▶ OBJECTIVE:
Output the lines that follow exactly as they are.

"""

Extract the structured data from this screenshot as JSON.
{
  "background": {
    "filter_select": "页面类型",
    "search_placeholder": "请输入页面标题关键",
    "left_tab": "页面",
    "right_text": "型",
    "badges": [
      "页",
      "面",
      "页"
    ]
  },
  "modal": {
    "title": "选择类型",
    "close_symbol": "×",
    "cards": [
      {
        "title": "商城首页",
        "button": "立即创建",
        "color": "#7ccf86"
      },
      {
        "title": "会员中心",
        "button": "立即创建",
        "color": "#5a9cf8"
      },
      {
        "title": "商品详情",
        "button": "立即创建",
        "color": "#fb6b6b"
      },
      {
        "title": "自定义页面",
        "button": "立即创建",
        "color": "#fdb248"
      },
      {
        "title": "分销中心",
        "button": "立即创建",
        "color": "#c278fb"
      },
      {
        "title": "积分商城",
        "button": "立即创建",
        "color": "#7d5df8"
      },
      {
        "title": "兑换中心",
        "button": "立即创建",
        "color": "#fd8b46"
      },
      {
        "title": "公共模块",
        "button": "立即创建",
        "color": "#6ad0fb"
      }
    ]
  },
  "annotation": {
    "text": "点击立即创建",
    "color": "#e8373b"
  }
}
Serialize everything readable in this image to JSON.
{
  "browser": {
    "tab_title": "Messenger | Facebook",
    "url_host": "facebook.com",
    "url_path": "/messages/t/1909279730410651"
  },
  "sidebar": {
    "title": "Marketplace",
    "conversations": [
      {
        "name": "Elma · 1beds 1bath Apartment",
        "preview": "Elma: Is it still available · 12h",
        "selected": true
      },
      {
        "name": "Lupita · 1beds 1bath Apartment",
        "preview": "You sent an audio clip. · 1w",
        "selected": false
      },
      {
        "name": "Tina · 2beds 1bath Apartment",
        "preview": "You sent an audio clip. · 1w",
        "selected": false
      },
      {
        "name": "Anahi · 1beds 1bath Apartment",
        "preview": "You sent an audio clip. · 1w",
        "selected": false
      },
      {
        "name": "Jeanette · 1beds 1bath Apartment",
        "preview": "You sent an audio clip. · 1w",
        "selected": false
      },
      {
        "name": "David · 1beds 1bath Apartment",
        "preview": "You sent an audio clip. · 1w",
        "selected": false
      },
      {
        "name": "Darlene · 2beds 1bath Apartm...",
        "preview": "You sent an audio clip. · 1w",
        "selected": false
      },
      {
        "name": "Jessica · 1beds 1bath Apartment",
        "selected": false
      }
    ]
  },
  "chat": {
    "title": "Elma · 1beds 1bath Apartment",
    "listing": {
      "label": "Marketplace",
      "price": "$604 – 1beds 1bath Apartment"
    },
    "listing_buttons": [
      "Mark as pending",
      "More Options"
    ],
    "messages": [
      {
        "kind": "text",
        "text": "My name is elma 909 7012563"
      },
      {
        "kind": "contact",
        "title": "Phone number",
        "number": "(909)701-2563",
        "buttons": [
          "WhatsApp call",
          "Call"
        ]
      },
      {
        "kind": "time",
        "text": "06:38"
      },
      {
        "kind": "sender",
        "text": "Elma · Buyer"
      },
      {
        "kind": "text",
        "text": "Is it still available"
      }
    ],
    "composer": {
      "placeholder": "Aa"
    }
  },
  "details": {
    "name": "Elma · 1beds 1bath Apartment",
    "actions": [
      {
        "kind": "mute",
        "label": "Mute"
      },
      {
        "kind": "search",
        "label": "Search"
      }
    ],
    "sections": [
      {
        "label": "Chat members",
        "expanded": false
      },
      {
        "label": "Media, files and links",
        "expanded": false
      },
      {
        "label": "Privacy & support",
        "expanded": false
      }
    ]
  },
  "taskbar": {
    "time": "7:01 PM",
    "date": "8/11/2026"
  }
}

"""

▶ RESULT OF THE EXERCISE:
Extract the structured data from this screenshot as JSON.
{
  "background": {
    "filter_select": "页面类型",
    "search_placeholder": "请输入页面标题关键",
    "left_tab": "页面",
    "right_text": "型",
    "badges": [
      "页",
      "面",
      "页"
    ]
  },
  "modal": {
    "title": "选择类型",
    "close_symbol": "×",
    "cards": [
      {
        "title": "商城首页",
        "button": "立即创建",
        "color": "#7ccf86"
      },
      {
        "title": "会员中心",
        "button": "立即创建",
        "color": "#5a9cf8"
      },
      {
        "title": "商品详情",
        "button": "立即创建",
        "color": "#fb6b6b"
      },
      {
        "title": "自定义页面",
        "button": "立即创建",
        "color": "#fdb248"
      },
      {
        "title": "分销中心",
        "button": "立即创建",
        "color": "#c278fb"
      },
      {
        "title": "积分商城",
        "button": "立即创建",
        "color": "#7d5df8"
      },
      {
        "title": "兑换中心",
        "button": "立即创建",
        "color": "#fd8b46"
      },
      {
        "title": "公共模块",
        "button": "立即创建",
        "color": "#6ad0fb"
      }
    ]
  },
  "annotation": {
    "text": "点击立即创建",
    "color": "#e8373b"
  }
}
Serialize everything readable in this image to JSON.
{
  "browser": {
    "tab_title": "Messenger | Facebook",
    "url_host": "facebook.com",
    "url_path": "/messages/t/1909279730410651"
  },
  "sidebar": {
    "title": "Marketplace",
    "conversations": [
      {
        "name": "Elma · 1beds 1bath Apartment",
        "preview": "Elma: Is it still available · 12h",
        "selected": true
      },
      {
        "name": "Lupita · 1beds 1bath Apartment",
        "preview": "You sent an audio clip. · 1w",
        "selected": false
      },
      {
        "name": "Tina · 2beds 1bath Apartment",
        "preview": "You sent an audio clip. · 1w",
        "selected": false
      },
      {
        "name": "Anahi · 1beds 1bath Apartment",
        "preview": "You sent an audio clip. · 1w",
        "selected": false
      },
      {
        "name": "Jeanette · 1beds 1bath Apartment",
        "preview": "You sent an audio clip. · 1w",
        "selected": false
      },
      {
        "name": "David · 1beds 1bath Apartment",
        "preview": "You sent an audio clip. · 1w",
        "selected": false
      },
      {
        "name": "Darlene · 2beds 1bath Apartm...",
        "preview": "You sent an audio clip. · 1w",
        "selected": false
      },
      {
        "name": "Jessica · 1beds 1bath Apartment",
        "selected": false
      }
    ]
  },
  "chat": {
    "title": "Elma · 1beds 1bath Apartment",
    "listing": {
      "label": "Marketplace",
      "price": "$604 – 1beds 1bath Apartment"
    },
    "listing_buttons": [
      "Mark as pending",
      "More Options"
    ],
    "messages": [
      {
        "kind": "text",
        "text": "My name is elma 909 7012563"
      },
      {
        "kind": "contact",
        "title": "Phone number",
        "number": "(909)701-2563",
        "buttons": [
          "WhatsApp call",
          "Call"
        ]
      },
      {
        "kind": "time",
        "text": "06:38"
      },
      {
        "kind": "sender",
        "text": "Elma · Buyer"
      },
      {
        "kind": "text",
        "text": "Is it still available"
      }
    ],
    "composer": {
      "placeholder": "Aa"
    }
  },
  "details": {
    "name": "Elma · 1beds 1bath Apartment",
    "actions": [
      {
        "kind": "mute",
        "label": "Mute"
      },
      {
        "kind": "search",
        "label": "Search"
      }
    ],
    "sections": [
      {
        "label": "Chat members",
        "expanded": false
      },
      {
        "label": "Media, files and links",
        "expanded": false
      },
      {
        "label": "Privacy & support",
        "expanded": false
      }
    ]
  },
  "taskbar": {
    "time": "7:01 PM",
    "date": "8/11/2026"
  }
}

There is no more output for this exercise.